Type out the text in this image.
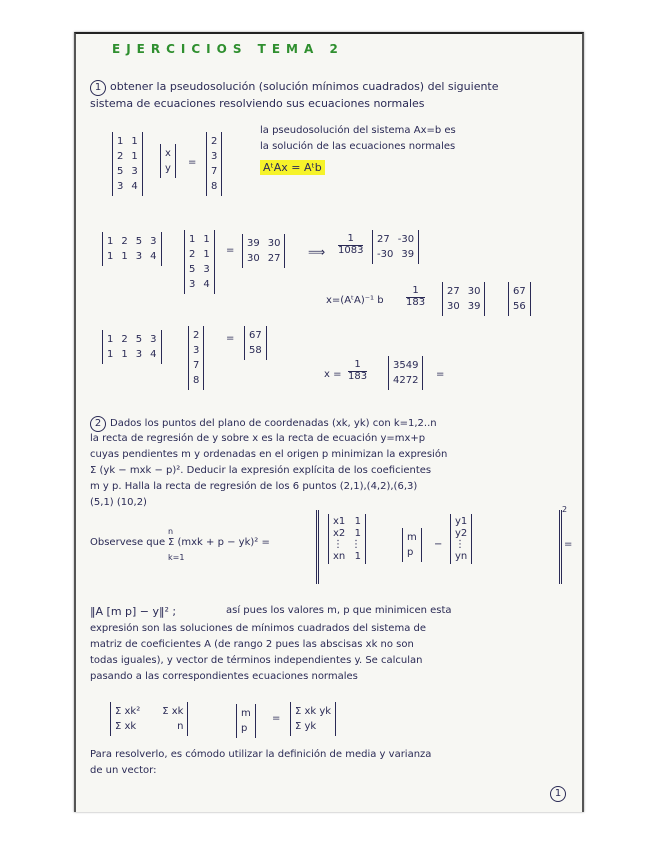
EJERCICIOS TEMA 2
1 obtener la pseudosolución (solución mínimos cuadrados) del siguiente
sistema de ecuaciones resolviendo sus ecuaciones normales
1 1
2 1
5 3
3 4
x
y
=
2
3
7
8
la pseudosolución del sistema Ax=b es
la solución de las ecuaciones normales
AᵗAx = Aᵗb
1 2 5 3
1 1 3 4
1 1
2 1
5 3
3 4
=
39 30
30 27 ⟹
1
1083
27 -30
-30 39
x=(AᵗA)⁻¹ b
1
183
27 30
30 39
67
56
1 2 5 3
1 1 3 4
2
3
7
8
= 67
58
x =
1
183
3549
4272
=
2 Dados los puntos del plano de coordenadas (xk, yk) con k=1,2..n
la recta de regresión de y sobre x es la recta de ecuación y=mx+p
cuyas pendientes m y ordenadas en el origen p minimizan la expresión
Σ (yk − mxk − p)². Deducir la expresión explícita de los coeficientes
m y p. Halla la recta de regresión de los 6 puntos (2,1),(4,2),(6,3)
(5,1) (10,2)
Observese que
n
k=1
Σ (mxk + p − yk)² =
x1 1
x2 1
⋮ ⋮
xn 1
m
p
−
y1
y2
⋮
yn
2
=
‖A [m p] − y‖² ;	así pues los valores m, p que minimicen esta
expresión son las soluciones de mínimos cuadrados del sistema de
matriz de coeficientes A (de rango 2 pues las abscisas xk no son
todas iguales), y vector de términos independientes y. Se calculan
pasando a las correspondientes ecuaciones normales
Σ xk² Σ xk
Σ xk	n
m
p
=
Σ xk yk
Σ yk
Para resolverlo, es cómodo utilizar la definición de media y varianza
de un vector:
1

──────

**Goal**
Reproduce the entries above exactly. Do not include the images.

**Complete answer**
Type out the text in this image.
EJERCICIOS TEMA 2
1 obtener la pseudosolución (solución mínimos cuadrados) del siguiente
sistema de ecuaciones resolviendo sus ecuaciones normales
1 1
2 1
5 3
3 4
x
y
=
2
3
7
8
la pseudosolución del sistema Ax=b es
la solución de las ecuaciones normales
AᵗAx = Aᵗb
1 2 5 3
1 1 3 4
1 1
2 1
5 3
3 4
=
39 30
30 27 ⟹
1
1083
27 -30
-30 39
x=(AᵗA)⁻¹ b
1
183
27 30
30 39
67
56
1 2 5 3
1 1 3 4
2
3
7
8
= 67
58
x =
1
183
3549
4272
=
2 Dados los puntos del plano de coordenadas (xk, yk) con k=1,2..n
la recta de regresión de y sobre x es la recta de ecuación y=mx+p
cuyas pendientes m y ordenadas en el origen p minimizan la expresión
Σ (yk − mxk − p)². Deducir la expresión explícita de los coeficientes
m y p. Halla la recta de regresión de los 6 puntos (2,1),(4,2),(6,3)
(5,1) (10,2)
Observese que
n
k=1
Σ (mxk + p − yk)² =
x1 1
x2 1
⋮ ⋮
xn 1
m
p
−
y1
y2
⋮
yn
2
=
‖A [m p] − y‖² ;	así pues los valores m, p que minimicen esta
expresión son las soluciones de mínimos cuadrados del sistema de
matriz de coeficientes A (de rango 2 pues las abscisas xk no son
todas iguales), y vector de términos independientes y. Se calculan
pasando a las correspondientes ecuaciones normales
Σ xk² Σ xk
Σ xk	n
m
p
=
Σ xk yk
Σ yk
Para resolverlo, es cómodo utilizar la definición de media y varianza
de un vector:
1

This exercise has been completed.